[begin Information supplied]

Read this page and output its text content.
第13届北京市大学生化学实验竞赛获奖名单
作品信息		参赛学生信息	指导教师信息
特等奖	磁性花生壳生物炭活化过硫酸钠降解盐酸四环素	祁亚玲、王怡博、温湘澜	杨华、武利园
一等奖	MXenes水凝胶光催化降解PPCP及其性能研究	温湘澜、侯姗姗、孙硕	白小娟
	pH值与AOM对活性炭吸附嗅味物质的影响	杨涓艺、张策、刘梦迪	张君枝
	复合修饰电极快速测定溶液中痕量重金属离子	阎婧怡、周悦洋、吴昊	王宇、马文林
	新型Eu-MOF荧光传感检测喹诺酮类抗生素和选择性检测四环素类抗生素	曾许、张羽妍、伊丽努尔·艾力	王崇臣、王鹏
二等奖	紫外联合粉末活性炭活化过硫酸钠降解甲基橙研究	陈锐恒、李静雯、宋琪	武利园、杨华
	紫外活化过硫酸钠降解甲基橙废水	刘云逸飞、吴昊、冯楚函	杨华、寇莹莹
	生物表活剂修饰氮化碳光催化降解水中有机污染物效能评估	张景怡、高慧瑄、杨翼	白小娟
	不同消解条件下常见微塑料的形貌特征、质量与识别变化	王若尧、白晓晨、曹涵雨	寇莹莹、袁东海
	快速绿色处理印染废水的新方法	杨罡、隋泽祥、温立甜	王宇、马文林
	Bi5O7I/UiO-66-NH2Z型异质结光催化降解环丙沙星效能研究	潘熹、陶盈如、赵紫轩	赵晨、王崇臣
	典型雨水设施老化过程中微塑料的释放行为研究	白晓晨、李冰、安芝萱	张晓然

[end Information supplied]

§ Task instructions
Copy every line of the material, please, keeping it exactly the same.

§ Output below
Read this page and output its text content.
第13届北京市大学生化学实验竞赛获奖名单
作品信息		参赛学生信息	指导教师信息
特等奖	磁性花生壳生物炭活化过硫酸钠降解盐酸四环素	祁亚玲、王怡博、温湘澜	杨华、武利园
一等奖	MXenes水凝胶光催化降解PPCP及其性能研究	温湘澜、侯姗姗、孙硕	白小娟
	pH值与AOM对活性炭吸附嗅味物质的影响	杨涓艺、张策、刘梦迪	张君枝
	复合修饰电极快速测定溶液中痕量重金属离子	阎婧怡、周悦洋、吴昊	王宇、马文林
	新型Eu-MOF荧光传感检测喹诺酮类抗生素和选择性检测四环素类抗生素	曾许、张羽妍、伊丽努尔·艾力	王崇臣、王鹏
二等奖	紫外联合粉末活性炭活化过硫酸钠降解甲基橙研究	陈锐恒、李静雯、宋琪	武利园、杨华
	紫外活化过硫酸钠降解甲基橙废水	刘云逸飞、吴昊、冯楚函	杨华、寇莹莹
	生物表活剂修饰氮化碳光催化降解水中有机污染物效能评估	张景怡、高慧瑄、杨翼	白小娟
	不同消解条件下常见微塑料的形貌特征、质量与识别变化	王若尧、白晓晨、曹涵雨	寇莹莹、袁东海
	快速绿色处理印染废水的新方法	杨罡、隋泽祥、温立甜	王宇、马文林
	Bi5O7I/UiO-66-NH2Z型异质结光催化降解环丙沙星效能研究	潘熹、陶盈如、赵紫轩	赵晨、王崇臣
	典型雨水设施老化过程中微塑料的释放行为研究	白晓晨、李冰、安芝萱	张晓然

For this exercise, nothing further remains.